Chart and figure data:
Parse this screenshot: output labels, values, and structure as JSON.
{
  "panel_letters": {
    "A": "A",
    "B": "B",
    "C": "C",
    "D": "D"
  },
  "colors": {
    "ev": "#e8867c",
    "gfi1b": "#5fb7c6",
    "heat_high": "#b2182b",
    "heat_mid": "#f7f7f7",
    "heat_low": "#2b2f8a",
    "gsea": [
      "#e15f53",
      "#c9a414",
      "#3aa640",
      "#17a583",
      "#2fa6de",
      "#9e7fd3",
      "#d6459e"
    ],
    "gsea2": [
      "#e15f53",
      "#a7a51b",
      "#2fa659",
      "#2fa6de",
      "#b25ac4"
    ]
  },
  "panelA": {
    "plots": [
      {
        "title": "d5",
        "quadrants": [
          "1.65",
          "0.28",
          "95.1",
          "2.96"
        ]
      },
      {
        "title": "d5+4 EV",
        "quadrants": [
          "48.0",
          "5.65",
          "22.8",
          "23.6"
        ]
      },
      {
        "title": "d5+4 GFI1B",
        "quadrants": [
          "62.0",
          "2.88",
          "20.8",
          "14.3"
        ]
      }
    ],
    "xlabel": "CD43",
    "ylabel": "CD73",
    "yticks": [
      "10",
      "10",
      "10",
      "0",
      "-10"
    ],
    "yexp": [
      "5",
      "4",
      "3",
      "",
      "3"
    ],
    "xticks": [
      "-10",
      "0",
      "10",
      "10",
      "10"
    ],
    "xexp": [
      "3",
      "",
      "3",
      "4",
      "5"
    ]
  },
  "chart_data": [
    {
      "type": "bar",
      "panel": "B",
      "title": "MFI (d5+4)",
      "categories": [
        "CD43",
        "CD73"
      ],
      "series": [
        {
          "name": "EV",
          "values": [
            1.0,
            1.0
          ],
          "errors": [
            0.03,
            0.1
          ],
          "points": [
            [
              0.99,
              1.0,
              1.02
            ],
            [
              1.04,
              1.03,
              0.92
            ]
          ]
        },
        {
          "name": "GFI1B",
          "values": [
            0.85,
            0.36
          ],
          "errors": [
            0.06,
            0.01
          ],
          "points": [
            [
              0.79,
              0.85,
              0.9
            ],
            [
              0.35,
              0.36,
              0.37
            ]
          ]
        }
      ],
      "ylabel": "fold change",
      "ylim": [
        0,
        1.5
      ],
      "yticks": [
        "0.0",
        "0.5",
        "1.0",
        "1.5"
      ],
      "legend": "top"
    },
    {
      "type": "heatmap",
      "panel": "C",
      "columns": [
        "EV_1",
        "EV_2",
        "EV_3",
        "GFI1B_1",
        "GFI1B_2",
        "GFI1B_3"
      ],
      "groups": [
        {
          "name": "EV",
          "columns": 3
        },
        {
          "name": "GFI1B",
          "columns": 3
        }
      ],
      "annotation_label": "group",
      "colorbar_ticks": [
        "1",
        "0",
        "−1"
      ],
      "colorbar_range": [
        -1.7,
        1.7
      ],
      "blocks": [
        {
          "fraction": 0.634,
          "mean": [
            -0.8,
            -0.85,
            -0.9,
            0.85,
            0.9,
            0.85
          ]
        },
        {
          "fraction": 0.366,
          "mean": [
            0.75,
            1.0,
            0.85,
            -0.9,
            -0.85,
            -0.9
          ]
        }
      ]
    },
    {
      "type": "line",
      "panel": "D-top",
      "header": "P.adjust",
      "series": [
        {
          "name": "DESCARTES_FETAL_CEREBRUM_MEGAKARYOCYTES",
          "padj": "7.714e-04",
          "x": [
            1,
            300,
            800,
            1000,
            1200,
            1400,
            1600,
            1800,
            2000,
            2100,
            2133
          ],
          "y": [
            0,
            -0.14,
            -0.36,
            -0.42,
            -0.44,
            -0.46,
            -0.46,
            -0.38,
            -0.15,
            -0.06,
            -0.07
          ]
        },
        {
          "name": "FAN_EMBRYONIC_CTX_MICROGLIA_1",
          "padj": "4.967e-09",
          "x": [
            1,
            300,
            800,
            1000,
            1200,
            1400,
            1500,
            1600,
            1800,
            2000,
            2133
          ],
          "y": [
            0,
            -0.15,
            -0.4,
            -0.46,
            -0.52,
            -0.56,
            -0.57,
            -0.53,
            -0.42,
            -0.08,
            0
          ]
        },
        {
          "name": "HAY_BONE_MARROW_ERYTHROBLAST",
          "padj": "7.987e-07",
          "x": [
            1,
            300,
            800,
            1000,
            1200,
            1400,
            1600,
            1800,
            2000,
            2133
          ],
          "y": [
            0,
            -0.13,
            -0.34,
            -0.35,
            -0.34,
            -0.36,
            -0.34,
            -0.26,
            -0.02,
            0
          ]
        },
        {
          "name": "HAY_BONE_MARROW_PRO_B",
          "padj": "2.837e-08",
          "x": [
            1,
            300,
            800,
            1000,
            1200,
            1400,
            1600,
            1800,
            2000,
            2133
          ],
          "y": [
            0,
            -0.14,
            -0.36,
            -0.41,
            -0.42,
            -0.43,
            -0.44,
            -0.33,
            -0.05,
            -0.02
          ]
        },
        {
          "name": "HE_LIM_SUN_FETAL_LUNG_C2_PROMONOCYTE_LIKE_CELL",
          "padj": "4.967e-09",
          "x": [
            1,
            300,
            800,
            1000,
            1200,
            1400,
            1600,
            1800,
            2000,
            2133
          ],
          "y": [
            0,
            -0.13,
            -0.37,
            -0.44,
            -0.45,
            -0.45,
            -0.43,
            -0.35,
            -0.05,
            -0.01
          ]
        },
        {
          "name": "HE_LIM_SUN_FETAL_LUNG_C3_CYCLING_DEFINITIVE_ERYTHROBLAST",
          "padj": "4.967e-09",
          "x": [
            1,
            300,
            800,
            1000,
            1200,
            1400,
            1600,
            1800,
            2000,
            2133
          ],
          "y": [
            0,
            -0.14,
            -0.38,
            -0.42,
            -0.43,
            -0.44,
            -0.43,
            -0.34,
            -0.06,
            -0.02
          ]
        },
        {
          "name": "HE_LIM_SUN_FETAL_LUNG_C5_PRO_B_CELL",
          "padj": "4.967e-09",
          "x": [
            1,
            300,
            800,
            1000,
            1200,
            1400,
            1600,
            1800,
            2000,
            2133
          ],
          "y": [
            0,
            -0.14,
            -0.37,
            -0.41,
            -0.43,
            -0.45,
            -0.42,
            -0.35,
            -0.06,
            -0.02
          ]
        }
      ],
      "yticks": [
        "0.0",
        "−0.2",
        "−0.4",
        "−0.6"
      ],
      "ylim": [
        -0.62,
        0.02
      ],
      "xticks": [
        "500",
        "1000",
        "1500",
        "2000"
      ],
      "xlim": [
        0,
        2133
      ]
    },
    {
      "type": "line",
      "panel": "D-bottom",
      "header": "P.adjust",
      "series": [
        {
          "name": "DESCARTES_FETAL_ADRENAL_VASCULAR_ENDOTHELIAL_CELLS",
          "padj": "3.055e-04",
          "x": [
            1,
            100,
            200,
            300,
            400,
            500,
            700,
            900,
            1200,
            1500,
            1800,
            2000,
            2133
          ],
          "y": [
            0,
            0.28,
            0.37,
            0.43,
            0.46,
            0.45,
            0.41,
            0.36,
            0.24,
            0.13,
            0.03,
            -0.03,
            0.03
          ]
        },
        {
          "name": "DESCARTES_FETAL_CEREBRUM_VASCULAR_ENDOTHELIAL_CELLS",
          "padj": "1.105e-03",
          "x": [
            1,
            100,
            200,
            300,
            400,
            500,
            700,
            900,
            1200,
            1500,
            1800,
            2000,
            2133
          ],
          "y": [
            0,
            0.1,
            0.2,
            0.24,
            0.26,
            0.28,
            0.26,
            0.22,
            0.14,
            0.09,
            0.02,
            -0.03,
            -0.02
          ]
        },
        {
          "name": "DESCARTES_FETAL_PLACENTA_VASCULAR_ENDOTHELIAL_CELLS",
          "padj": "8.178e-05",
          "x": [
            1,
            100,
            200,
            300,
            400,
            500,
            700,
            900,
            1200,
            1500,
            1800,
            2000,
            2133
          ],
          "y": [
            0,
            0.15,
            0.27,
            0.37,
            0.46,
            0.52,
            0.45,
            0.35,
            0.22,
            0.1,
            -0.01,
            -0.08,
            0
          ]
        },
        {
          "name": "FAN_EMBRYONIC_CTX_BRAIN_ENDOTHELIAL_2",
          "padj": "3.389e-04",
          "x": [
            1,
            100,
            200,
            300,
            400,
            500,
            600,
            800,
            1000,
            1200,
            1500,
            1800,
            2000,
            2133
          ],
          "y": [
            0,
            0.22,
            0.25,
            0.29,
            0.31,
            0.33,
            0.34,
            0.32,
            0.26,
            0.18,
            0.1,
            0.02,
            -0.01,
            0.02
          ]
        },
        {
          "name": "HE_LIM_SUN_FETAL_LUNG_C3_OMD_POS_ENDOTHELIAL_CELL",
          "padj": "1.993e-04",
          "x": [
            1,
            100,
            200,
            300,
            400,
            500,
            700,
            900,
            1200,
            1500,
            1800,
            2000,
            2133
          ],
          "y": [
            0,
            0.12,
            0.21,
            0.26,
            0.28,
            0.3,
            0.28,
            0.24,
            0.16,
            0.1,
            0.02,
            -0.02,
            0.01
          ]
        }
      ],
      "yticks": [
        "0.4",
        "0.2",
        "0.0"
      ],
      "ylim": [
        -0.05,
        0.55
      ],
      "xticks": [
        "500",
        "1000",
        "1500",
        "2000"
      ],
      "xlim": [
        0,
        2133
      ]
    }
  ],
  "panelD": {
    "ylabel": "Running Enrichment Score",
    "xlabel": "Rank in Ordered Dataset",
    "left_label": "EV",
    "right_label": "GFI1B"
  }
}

> THE TASK
Copy out all lines from the material above that contain the string "type".

> EXERCISE RESPONSE
      "type": "bar",
      "type": "heatmap",
      "type": "line",
      "type": "line",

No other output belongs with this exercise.